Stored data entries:
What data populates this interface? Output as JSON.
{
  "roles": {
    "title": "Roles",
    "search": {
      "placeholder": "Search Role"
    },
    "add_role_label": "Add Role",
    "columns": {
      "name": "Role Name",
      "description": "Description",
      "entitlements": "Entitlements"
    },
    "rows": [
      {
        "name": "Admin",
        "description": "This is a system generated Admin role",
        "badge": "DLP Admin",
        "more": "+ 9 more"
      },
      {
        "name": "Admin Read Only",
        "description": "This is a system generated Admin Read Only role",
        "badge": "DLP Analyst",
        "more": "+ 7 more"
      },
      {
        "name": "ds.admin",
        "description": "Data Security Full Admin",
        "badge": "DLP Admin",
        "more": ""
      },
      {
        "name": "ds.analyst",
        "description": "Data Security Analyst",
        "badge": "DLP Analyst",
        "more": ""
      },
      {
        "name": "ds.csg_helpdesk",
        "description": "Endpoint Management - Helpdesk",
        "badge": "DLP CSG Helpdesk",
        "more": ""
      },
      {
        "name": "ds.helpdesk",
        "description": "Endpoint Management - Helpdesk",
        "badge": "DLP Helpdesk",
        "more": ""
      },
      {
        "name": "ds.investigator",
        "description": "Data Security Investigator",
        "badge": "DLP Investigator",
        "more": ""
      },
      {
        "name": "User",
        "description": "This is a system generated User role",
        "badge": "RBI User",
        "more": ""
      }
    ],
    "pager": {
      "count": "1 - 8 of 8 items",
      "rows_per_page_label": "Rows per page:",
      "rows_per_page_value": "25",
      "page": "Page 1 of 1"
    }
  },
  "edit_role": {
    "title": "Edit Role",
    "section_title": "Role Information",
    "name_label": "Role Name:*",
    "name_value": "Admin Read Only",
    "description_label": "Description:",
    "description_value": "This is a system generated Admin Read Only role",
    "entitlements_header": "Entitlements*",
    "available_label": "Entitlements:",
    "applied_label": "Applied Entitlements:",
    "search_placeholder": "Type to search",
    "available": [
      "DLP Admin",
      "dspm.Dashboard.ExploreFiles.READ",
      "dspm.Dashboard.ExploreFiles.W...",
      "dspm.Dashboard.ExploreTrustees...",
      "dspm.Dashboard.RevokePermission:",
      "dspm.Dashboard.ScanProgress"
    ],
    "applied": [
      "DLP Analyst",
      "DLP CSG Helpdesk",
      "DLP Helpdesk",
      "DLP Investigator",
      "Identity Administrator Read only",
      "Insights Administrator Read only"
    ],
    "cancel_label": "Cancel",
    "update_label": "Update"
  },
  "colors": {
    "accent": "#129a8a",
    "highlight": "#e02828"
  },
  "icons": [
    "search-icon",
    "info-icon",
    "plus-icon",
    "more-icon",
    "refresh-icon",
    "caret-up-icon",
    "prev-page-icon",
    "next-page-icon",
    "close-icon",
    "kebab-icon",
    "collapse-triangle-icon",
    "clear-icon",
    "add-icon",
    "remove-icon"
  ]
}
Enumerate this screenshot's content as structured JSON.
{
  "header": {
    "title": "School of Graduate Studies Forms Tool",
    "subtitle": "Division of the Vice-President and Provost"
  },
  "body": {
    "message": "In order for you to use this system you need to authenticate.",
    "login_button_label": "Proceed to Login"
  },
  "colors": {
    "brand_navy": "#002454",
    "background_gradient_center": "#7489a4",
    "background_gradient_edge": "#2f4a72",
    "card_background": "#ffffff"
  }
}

▶ [What is required]: Please quote every record above exactly as it appears.

▶ [The reply]:
What data populates this interface? Output as JSON.
{
  "roles": {
    "title": "Roles",
    "search": {
      "placeholder": "Search Role"
    },
    "add_role_label": "Add Role",
    "columns": {
      "name": "Role Name",
      "description": "Description",
      "entitlements": "Entitlements"
    },
    "rows": [
      {
        "name": "Admin",
        "description": "This is a system generated Admin role",
        "badge": "DLP Admin",
        "more": "+ 9 more"
      },
      {
        "name": "Admin Read Only",
        "description": "This is a system generated Admin Read Only role",
        "badge": "DLP Analyst",
        "more": "+ 7 more"
      },
      {
        "name": "ds.admin",
        "description": "Data Security Full Admin",
        "badge": "DLP Admin",
        "more": ""
      },
      {
        "name": "ds.analyst",
        "description": "Data Security Analyst",
        "badge": "DLP Analyst",
        "more": ""
      },
      {
        "name": "ds.csg_helpdesk",
        "description": "Endpoint Management - Helpdesk",
        "badge": "DLP CSG Helpdesk",
        "more": ""
      },
      {
        "name": "ds.helpdesk",
        "description": "Endpoint Management - Helpdesk",
        "badge": "DLP Helpdesk",
        "more": ""
      },
      {
        "name": "ds.investigator",
        "description": "Data Security Investigator",
        "badge": "DLP Investigator",
        "more": ""
      },
      {
        "name": "User",
        "description": "This is a system generated User role",
        "badge": "RBI User",
        "more": ""
      }
    ],
    "pager": {
      "count": "1 - 8 of 8 items",
      "rows_per_page_label": "Rows per page:",
      "rows_per_page_value": "25",
      "page": "Page 1 of 1"
    }
  },
  "edit_role": {
    "title": "Edit Role",
    "section_title": "Role Information",
    "name_label": "Role Name:*",
    "name_value": "Admin Read Only",
    "description_label": "Description:",
    "description_value": "This is a system generated Admin Read Only role",
    "entitlements_header": "Entitlements*",
    "available_label": "Entitlements:",
    "applied_label": "Applied Entitlements:",
    "search_placeholder": "Type to search",
    "available": [
      "DLP Admin",
      "dspm.Dashboard.ExploreFiles.READ",
      "dspm.Dashboard.ExploreFiles.W...",
      "dspm.Dashboard.ExploreTrustees...",
      "dspm.Dashboard.RevokePermission:",
      "dspm.Dashboard.ScanProgress"
    ],
    "applied": [
      "DLP Analyst",
      "DLP CSG Helpdesk",
      "DLP Helpdesk",
      "DLP Investigator",
      "Identity Administrator Read only",
      "Insights Administrator Read only"
    ],
    "cancel_label": "Cancel",
    "update_label": "Update"
  },
  "colors": {
    "accent": "#129a8a",
    "highlight": "#e02828"
  },
  "icons": [
    "search-icon",
    "info-icon",
    "plus-icon",
    "more-icon",
    "refresh-icon",
    "caret-up-icon",
    "prev-page-icon",
    "next-page-icon",
    "close-icon",
    "kebab-icon",
    "collapse-triangle-icon",
    "clear-icon",
    "add-icon",
    "remove-icon"
  ]
}
Enumerate this screenshot's content as structured JSON.
{
  "header": {
    "title": "School of Graduate Studies Forms Tool",
    "subtitle": "Division of the Vice-President and Provost"
  },
  "body": {
    "message": "In order for you to use this system you need to authenticate.",
    "login_button_label": "Proceed to Login"
  },
  "colors": {
    "brand_navy": "#002454",
    "background_gradient_center": "#7489a4",
    "background_gradient_edge": "#2f4a72",
    "card_background": "#ffffff"
  }
}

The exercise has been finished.